WHAT YOU WILL DO: Copy out every line of the material below verbatim, leaving out the pictures.

INPUT FOR THIS TASK:
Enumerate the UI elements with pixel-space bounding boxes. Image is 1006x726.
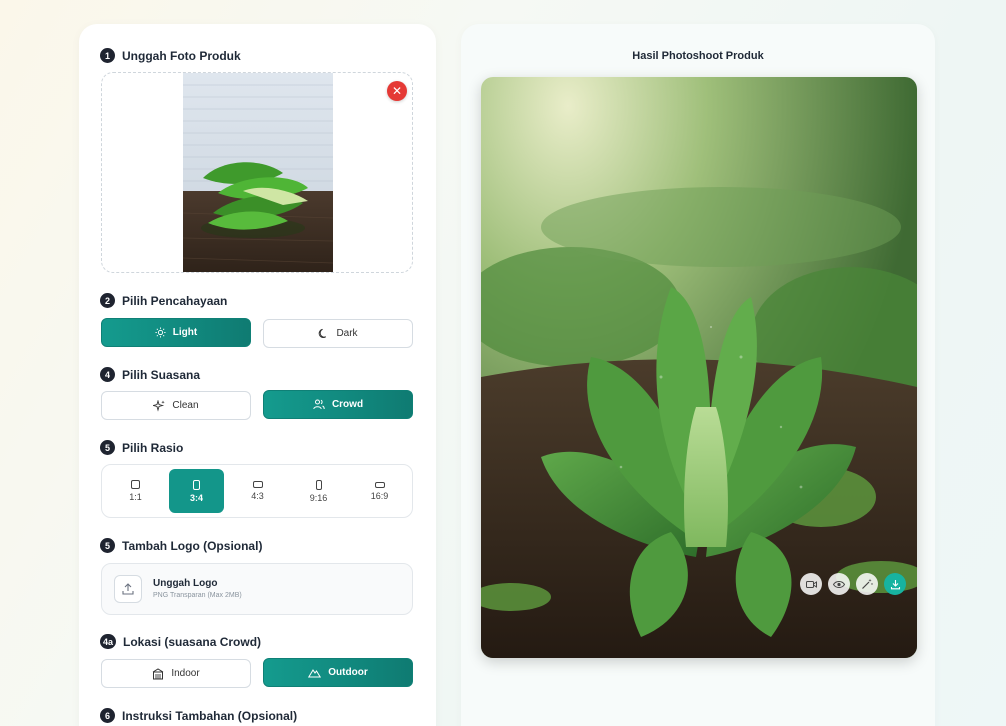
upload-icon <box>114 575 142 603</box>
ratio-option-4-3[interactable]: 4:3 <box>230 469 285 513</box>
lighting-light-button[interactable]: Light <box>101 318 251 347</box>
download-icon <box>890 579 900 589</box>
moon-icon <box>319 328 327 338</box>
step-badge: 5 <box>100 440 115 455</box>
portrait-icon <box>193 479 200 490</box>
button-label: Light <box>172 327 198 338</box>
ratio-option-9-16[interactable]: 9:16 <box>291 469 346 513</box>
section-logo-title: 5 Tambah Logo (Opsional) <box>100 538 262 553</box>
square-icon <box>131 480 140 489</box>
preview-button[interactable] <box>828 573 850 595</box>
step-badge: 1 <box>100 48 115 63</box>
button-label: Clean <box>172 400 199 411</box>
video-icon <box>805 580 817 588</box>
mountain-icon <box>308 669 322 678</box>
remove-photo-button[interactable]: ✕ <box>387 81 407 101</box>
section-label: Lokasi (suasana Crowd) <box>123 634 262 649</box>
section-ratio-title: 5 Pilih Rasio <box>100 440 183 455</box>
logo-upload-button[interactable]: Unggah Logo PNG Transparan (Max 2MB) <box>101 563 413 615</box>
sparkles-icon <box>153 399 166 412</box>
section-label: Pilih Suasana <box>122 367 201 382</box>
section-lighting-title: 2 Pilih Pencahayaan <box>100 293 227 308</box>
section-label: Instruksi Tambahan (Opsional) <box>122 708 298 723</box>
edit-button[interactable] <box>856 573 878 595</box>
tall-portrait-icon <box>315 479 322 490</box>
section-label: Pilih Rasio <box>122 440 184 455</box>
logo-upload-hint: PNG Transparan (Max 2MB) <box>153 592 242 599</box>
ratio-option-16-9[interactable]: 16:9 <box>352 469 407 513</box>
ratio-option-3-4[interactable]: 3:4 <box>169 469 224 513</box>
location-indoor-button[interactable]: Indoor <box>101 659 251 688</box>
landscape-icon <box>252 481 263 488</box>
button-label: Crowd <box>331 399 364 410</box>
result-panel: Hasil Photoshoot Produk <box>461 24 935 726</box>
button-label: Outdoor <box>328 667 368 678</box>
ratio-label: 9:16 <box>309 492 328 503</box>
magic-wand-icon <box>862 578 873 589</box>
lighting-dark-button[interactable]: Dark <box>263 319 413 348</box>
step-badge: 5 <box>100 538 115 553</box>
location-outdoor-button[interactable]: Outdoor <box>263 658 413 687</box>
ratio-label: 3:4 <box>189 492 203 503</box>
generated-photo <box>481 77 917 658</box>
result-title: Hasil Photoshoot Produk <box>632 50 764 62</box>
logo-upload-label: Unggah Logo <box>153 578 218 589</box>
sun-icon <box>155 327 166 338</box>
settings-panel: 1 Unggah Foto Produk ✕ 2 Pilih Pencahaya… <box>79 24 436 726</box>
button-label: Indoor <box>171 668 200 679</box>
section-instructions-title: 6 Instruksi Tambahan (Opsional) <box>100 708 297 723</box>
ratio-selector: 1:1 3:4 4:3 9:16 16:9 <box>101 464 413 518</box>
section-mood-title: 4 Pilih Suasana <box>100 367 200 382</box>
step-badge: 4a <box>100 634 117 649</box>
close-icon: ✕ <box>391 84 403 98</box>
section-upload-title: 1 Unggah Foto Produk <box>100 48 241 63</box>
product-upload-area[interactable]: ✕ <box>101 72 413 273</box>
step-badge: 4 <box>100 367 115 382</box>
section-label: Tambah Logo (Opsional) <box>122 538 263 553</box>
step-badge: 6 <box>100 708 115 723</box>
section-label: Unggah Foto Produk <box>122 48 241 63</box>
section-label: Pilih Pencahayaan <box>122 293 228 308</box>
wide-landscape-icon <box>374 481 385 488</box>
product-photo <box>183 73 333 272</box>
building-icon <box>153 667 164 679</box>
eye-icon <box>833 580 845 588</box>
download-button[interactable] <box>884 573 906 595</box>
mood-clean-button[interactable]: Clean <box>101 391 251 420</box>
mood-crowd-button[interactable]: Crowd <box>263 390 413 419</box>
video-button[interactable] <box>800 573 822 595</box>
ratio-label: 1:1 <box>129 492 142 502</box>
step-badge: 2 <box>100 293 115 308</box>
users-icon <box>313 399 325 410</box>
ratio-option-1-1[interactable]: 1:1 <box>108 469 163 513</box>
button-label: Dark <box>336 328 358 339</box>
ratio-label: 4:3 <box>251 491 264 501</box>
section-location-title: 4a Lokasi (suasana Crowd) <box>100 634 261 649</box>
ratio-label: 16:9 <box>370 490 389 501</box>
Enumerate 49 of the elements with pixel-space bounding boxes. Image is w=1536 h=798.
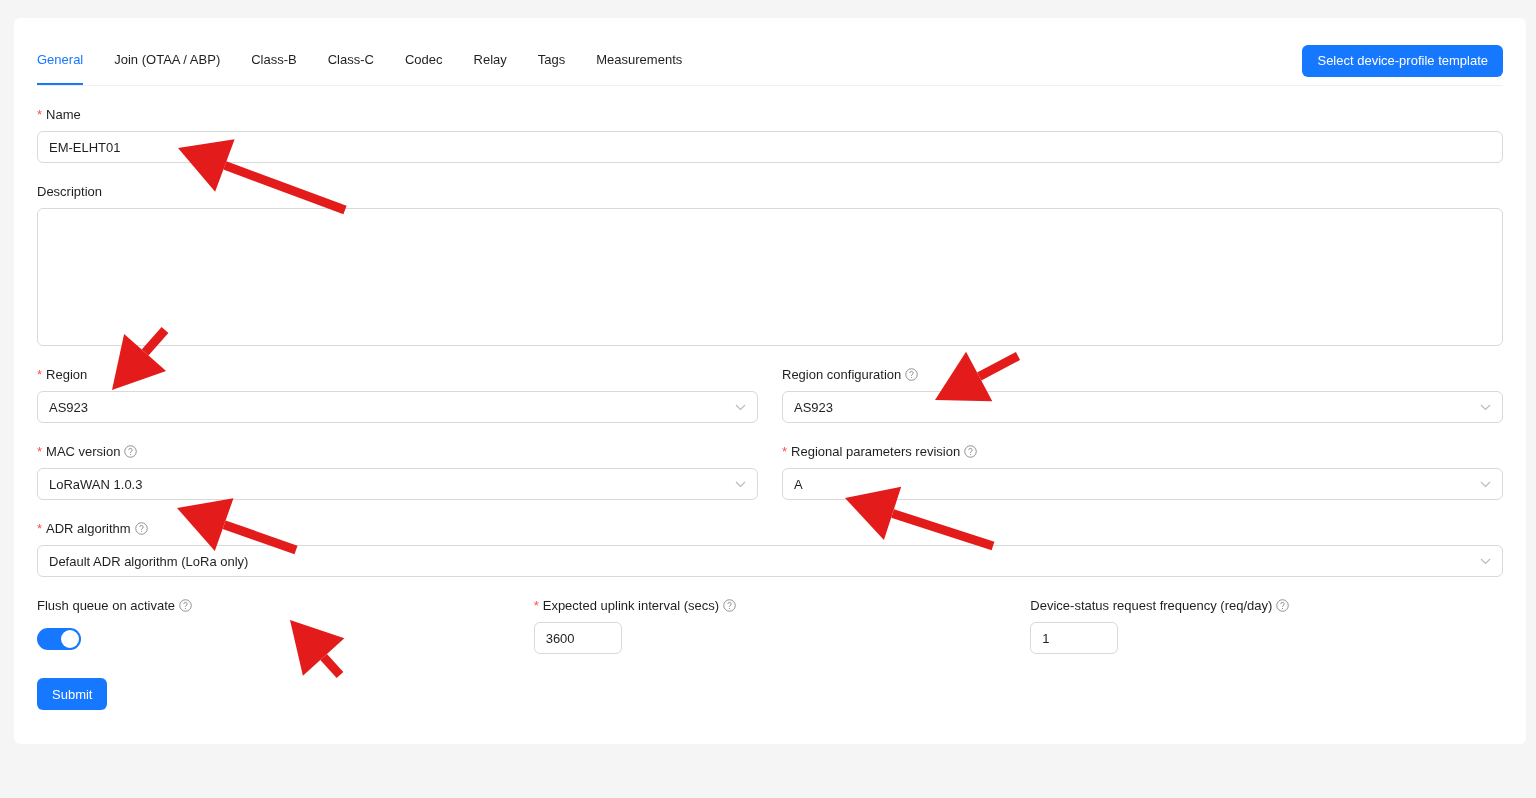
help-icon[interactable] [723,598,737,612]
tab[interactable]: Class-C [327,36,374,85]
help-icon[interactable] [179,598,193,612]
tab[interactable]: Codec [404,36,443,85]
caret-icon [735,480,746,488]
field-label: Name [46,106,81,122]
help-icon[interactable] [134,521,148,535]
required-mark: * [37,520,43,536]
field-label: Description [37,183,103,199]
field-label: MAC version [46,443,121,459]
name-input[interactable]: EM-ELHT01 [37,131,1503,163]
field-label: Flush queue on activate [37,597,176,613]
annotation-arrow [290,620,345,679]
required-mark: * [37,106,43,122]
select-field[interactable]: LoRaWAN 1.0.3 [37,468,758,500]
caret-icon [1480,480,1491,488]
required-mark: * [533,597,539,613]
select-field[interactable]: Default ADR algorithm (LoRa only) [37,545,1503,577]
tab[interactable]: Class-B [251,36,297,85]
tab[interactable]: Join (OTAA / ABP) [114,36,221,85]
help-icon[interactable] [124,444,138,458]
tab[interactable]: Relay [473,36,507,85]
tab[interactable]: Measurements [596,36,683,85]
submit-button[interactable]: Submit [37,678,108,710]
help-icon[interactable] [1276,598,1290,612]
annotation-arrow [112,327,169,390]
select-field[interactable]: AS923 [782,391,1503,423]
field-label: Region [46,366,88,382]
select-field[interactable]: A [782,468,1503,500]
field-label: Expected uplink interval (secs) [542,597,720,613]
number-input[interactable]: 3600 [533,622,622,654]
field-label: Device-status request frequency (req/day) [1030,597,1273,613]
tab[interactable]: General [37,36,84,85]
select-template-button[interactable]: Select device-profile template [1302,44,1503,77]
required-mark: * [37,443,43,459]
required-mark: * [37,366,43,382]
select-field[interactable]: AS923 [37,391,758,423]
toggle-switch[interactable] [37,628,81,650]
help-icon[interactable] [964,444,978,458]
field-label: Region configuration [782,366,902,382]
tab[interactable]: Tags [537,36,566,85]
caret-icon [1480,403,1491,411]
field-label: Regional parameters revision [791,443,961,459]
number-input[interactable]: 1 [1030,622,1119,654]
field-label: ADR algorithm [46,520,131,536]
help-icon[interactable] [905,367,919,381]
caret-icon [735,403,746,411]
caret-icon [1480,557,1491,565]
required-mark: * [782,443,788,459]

OUTPUT:
Enumerate the UI elements with pixel-space bounding boxes. Image is 1006x726.
upload-icon <box>114 575 142 603</box>
ratio-option-4-3[interactable]: 4:3 <box>230 469 285 513</box>
lighting-light-button[interactable]: Light <box>101 318 251 347</box>
download-icon <box>890 579 900 589</box>
moon-icon <box>319 328 327 338</box>
step-badge: 5 <box>100 440 115 455</box>
portrait-icon <box>193 479 200 490</box>
button-label: Light <box>172 327 198 338</box>
ratio-option-9-16[interactable]: 9:16 <box>291 469 346 513</box>
section-logo-title: 5 Tambah Logo (Opsional) <box>100 538 262 553</box>
square-icon <box>131 480 140 489</box>
preview-button[interactable] <box>828 573 850 595</box>
step-badge: 1 <box>100 48 115 63</box>
button-label: Clean <box>172 400 199 411</box>
video-icon <box>805 580 817 588</box>
mountain-icon <box>308 669 322 678</box>
remove-photo-button[interactable]: ✕ <box>387 81 407 101</box>
section-label: Lokasi (suasana Crowd) <box>123 634 262 649</box>
section-ratio-title: 5 Pilih Rasio <box>100 440 183 455</box>
logo-upload-button[interactable]: Unggah Logo PNG Transparan (Max 2MB) <box>101 563 413 615</box>
sparkles-icon <box>153 399 166 412</box>
section-label: Pilih Suasana <box>122 367 201 382</box>
section-lighting-title: 2 Pilih Pencahayaan <box>100 293 227 308</box>
section-label: Instruksi Tambahan (Opsional) <box>122 708 298 723</box>
edit-button[interactable] <box>856 573 878 595</box>
tall-portrait-icon <box>315 479 322 490</box>
section-label: Pilih Rasio <box>122 440 184 455</box>
logo-upload-hint: PNG Transparan (Max 2MB) <box>153 592 242 599</box>
ratio-option-16-9[interactable]: 16:9 <box>352 469 407 513</box>
ratio-option-3-4[interactable]: 3:4 <box>169 469 224 513</box>
location-indoor-button[interactable]: Indoor <box>101 659 251 688</box>
landscape-icon <box>252 481 263 488</box>
button-label: Crowd <box>331 399 364 410</box>
result-panel: Hasil Photoshoot Produk <box>461 24 935 726</box>
button-label: Outdoor <box>328 667 368 678</box>
ratio-label: 9:16 <box>309 492 328 503</box>
magic-wand-icon <box>862 578 873 589</box>
lighting-dark-button[interactable]: Dark <box>263 319 413 348</box>
step-badge: 5 <box>100 538 115 553</box>
location-outdoor-button[interactable]: Outdoor <box>263 658 413 687</box>
ratio-label: 3:4 <box>189 492 203 503</box>
generated-photo <box>481 77 917 658</box>
result-title: Hasil Photoshoot Produk <box>632 50 764 62</box>
logo-upload-label: Unggah Logo <box>153 578 218 589</box>
sun-icon <box>155 327 166 338</box>
settings-panel: 1 Unggah Foto Produk ✕ 2 Pilih Pencahaya… <box>79 24 436 726</box>
button-label: Indoor <box>171 668 200 679</box>
section-instructions-title: 6 Instruksi Tambahan (Opsional) <box>100 708 297 723</box>
ratio-selector: 1:1 3:4 4:3 9:16 16:9 <box>101 464 413 518</box>
section-mood-title: 4 Pilih Suasana <box>100 367 200 382</box>
step-badge: 4a <box>100 634 117 649</box>
close-icon: ✕ <box>391 84 403 98</box>
section-upload-title: 1 Unggah Foto Produk <box>100 48 241 63</box>
product-upload-area[interactable]: ✕ <box>101 72 413 273</box>
step-badge: 4 <box>100 367 115 382</box>
section-label: Tambah Logo (Opsional) <box>122 538 263 553</box>
step-badge: 6 <box>100 708 115 723</box>
section-label: Unggah Foto Produk <box>122 48 241 63</box>
section-label: Pilih Pencahayaan <box>122 293 228 308</box>
wide-landscape-icon <box>374 481 385 488</box>
product-photo <box>183 73 333 272</box>
building-icon <box>153 667 164 679</box>
eye-icon <box>833 580 845 588</box>
download-button[interactable] <box>884 573 906 595</box>
mood-clean-button[interactable]: Clean <box>101 391 251 420</box>
mood-crowd-button[interactable]: Crowd <box>263 390 413 419</box>
video-button[interactable] <box>800 573 822 595</box>
ratio-label: 1:1 <box>129 492 142 502</box>
step-badge: 2 <box>100 293 115 308</box>
users-icon <box>313 399 325 410</box>
ratio-option-1-1[interactable]: 1:1 <box>108 469 163 513</box>
button-label: Dark <box>336 328 358 339</box>
ratio-label: 4:3 <box>251 491 264 501</box>
section-location-title: 4a Lokasi (suasana Crowd) <box>100 634 261 649</box>
ratio-label: 16:9 <box>370 490 389 501</box>
Enumerate 49 of the elements with pixel-space bounding boxes. Image is w=1536 h=798.
help-icon[interactable] [723,598,737,612]
tab[interactable]: Class-C [327,36,374,85]
help-icon[interactable] [179,598,193,612]
tab[interactable]: Codec [404,36,443,85]
caret-icon [735,480,746,488]
field-label: Name [46,106,81,122]
help-icon[interactable] [134,521,148,535]
required-mark: * [37,520,43,536]
field-label: Description [37,183,103,199]
field-label: MAC version [46,443,121,459]
name-input[interactable]: EM-ELHT01 [37,131,1503,163]
field-label: Flush queue on activate [37,597,176,613]
annotation-arrow [290,620,345,679]
required-mark: * [37,106,43,122]
select-field[interactable]: LoRaWAN 1.0.3 [37,468,758,500]
caret-icon [1480,480,1491,488]
required-mark: * [533,597,539,613]
select-field[interactable]: Default ADR algorithm (LoRa only) [37,545,1503,577]
tab[interactable]: Class-B [251,36,297,85]
tab[interactable]: Join (OTAA / ABP) [114,36,221,85]
help-icon[interactable] [124,444,138,458]
tab[interactable]: Relay [473,36,507,85]
tab[interactable]: Measurements [596,36,683,85]
submit-button[interactable]: Submit [37,678,108,710]
help-icon[interactable] [1276,598,1290,612]
annotation-arrow [112,327,169,390]
select-field[interactable]: AS923 [782,391,1503,423]
field-label: Region [46,366,88,382]
select-field[interactable]: A [782,468,1503,500]
field-label: Expected uplink interval (secs) [542,597,720,613]
number-input[interactable]: 3600 [533,622,622,654]
field-label: Device-status request frequency (req/day) [1030,597,1273,613]
tab[interactable]: General [37,36,84,85]
select-template-button[interactable]: Select device-profile template [1302,44,1503,77]
required-mark: * [37,443,43,459]
required-mark: * [37,366,43,382]
select-field[interactable]: AS923 [37,391,758,423]
toggle-switch[interactable] [37,628,81,650]
help-icon[interactable] [964,444,978,458]
field-label: Region configuration [782,366,902,382]
tab[interactable]: Tags [537,36,566,85]
caret-icon [1480,403,1491,411]
field-label: Regional parameters revision [791,443,961,459]
number-input[interactable]: 1 [1030,622,1119,654]
field-label: ADR algorithm [46,520,131,536]
help-icon[interactable] [905,367,919,381]
caret-icon [735,403,746,411]
caret-icon [1480,557,1491,565]
required-mark: * [782,443,788,459]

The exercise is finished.